### Page text
-- Opening Marker --
Teatro Grottesco
- First edition
- Author: Thomas Ligotti
- Language: English
- Subject: Horror
- Genre: Fiction
- Publisher: Durtro Press
- Publication date: 2006
- Publication place: United States
- Media type: Print, e-book
- Pages: 331 pp. (1st edition)
- ISBN: 0978991176

= Teatro Grottesco (book) =

2006 short story collection by Thomas Ligotti

Teatro Grottesco (Italian for Theatre of the Grotesque) is a collection of short stories by American horror author Thomas Ligotti. This is his fifth collection, containing tales written throughout his career. The book was first published in 2006 by Durtro Press as a limited edition hardcover: another hardcover edition was released on November 30, 2007 by Mythos Books, and a paperback edition was released on July 10, 2008 by Virgin Books.

==Contents==
- Derangements
- Purity
A boy moves to a new neighborhood with his disturbed family and learns of his father's strange "principles".
- The Town Manager
A small town descends into absurd insanity when a new "town manager" arrives.
- Sideshow, and Other Stories
A struggling author meets an older, wiser author and reads his strange works.
- The Clown Puppet
A man experiences consistent "visits" from a supernatural marionette.
- The Red Tower
The narrator tells of the history of a horrific factory.
-- Closing Marker --
### Stored items from a collection
-- Opening Marker --
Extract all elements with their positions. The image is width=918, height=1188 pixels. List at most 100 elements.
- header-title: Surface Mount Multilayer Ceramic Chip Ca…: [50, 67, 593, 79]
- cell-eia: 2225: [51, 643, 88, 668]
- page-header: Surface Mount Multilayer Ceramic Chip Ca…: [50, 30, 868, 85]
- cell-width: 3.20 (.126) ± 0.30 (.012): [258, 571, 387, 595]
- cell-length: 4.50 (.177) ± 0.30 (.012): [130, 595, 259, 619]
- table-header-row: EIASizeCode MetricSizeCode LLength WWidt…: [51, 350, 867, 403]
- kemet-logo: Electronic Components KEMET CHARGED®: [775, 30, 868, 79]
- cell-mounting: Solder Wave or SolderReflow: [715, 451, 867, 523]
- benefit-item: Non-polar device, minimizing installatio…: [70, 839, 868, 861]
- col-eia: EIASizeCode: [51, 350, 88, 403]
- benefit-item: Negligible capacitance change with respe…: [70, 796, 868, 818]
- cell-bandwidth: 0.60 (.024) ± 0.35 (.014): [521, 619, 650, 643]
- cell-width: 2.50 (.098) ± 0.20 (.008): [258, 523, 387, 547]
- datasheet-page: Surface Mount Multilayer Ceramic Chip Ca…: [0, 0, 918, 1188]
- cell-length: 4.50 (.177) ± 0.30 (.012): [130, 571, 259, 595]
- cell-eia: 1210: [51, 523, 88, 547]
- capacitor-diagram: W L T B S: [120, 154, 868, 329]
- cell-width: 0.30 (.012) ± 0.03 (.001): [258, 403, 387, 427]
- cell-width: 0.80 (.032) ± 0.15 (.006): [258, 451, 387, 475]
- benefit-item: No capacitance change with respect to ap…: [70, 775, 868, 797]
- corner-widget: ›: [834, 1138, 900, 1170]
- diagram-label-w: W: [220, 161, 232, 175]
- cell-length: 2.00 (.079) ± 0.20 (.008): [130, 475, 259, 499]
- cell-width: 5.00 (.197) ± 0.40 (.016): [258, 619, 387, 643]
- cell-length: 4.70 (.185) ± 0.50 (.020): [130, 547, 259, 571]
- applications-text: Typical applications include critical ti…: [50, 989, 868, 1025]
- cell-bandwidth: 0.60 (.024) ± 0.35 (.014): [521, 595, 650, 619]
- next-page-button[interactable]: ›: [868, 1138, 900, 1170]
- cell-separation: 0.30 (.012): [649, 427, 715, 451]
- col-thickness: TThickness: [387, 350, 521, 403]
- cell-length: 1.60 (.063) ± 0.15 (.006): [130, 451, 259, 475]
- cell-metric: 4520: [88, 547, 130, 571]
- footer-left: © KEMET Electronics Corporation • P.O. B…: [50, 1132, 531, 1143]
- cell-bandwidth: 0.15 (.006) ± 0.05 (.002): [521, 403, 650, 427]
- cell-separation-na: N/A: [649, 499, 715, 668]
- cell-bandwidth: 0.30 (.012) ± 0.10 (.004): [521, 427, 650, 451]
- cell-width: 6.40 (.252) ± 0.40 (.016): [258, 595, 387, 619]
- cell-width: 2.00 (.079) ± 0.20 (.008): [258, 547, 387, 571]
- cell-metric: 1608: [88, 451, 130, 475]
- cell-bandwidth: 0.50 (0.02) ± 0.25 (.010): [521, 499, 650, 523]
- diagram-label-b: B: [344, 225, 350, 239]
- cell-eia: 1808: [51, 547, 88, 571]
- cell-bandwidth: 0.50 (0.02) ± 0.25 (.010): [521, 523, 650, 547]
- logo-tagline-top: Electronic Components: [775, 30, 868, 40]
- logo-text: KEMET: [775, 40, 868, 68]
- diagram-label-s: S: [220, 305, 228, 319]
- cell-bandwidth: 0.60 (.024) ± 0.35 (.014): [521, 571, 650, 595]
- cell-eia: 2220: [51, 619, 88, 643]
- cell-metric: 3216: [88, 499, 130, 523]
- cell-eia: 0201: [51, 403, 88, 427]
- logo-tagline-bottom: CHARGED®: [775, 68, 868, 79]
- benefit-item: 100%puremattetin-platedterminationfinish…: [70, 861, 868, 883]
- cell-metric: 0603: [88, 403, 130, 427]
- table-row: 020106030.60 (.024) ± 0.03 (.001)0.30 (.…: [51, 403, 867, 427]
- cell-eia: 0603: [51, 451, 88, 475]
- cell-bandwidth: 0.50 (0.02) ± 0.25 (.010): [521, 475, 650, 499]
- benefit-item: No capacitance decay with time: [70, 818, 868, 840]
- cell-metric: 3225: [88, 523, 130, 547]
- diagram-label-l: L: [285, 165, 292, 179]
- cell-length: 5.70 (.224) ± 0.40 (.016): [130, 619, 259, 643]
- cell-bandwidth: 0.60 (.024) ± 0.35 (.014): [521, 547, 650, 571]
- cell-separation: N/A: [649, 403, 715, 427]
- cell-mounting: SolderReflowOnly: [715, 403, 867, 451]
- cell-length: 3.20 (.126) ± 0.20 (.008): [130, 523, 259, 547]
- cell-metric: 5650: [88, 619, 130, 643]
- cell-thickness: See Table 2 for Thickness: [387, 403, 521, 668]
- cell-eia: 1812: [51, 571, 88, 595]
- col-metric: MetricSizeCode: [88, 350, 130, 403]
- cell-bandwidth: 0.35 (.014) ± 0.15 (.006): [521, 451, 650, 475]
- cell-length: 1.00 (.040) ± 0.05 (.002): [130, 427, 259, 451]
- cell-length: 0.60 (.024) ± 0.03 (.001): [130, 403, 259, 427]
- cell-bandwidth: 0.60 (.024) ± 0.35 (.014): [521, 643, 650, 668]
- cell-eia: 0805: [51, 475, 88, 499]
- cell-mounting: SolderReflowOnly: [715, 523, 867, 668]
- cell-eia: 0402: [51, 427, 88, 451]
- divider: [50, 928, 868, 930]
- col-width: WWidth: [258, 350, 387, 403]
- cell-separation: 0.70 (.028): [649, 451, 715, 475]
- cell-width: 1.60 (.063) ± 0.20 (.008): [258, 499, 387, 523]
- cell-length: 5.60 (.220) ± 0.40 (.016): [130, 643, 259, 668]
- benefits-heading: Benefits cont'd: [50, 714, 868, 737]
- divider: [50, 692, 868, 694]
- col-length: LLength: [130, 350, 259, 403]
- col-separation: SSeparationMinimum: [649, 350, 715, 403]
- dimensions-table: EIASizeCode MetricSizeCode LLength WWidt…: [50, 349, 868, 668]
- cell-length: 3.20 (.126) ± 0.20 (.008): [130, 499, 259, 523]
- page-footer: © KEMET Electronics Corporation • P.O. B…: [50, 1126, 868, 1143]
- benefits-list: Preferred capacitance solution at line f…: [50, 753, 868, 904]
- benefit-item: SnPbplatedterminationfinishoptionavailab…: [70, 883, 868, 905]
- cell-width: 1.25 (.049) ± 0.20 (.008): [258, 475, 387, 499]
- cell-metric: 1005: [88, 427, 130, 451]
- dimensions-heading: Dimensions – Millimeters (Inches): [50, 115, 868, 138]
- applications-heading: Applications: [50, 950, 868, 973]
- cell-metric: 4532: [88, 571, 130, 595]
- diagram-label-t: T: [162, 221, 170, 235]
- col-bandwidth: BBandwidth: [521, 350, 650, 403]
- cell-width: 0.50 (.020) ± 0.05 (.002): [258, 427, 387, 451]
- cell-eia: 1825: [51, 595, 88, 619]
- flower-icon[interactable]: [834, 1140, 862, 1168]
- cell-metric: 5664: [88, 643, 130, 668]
-- Closing Marker --
### Work item
According to the text on Teatro Grottesco, which publisher released the book's paperback edition, and on what date?

### Task result
Virgin Books released the paperback edition on July 10, 2008.